§ **Task instructions**: Look through the entries below and report how many lines hold the string "İşlem". Only the number is wanted.

§ **Provided material**:

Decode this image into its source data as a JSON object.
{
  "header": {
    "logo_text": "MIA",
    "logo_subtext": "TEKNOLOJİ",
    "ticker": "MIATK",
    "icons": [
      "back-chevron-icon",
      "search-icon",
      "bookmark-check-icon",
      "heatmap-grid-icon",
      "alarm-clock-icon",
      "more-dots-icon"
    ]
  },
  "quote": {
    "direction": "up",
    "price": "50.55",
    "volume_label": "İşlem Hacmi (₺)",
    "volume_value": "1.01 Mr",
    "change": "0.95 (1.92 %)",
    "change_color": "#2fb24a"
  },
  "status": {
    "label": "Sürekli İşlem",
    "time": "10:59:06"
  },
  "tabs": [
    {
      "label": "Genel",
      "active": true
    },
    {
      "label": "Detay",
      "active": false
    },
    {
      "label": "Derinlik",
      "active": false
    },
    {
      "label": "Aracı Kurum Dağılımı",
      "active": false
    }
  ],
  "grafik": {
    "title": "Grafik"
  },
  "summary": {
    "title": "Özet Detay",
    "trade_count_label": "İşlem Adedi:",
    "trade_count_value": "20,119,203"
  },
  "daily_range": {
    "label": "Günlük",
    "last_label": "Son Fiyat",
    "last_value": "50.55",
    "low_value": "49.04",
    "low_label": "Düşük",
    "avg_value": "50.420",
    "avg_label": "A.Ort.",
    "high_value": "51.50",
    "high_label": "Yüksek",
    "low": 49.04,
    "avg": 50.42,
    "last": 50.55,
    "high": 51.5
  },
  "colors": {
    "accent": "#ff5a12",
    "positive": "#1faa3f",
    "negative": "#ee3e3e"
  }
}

§ **Output of the task**: 3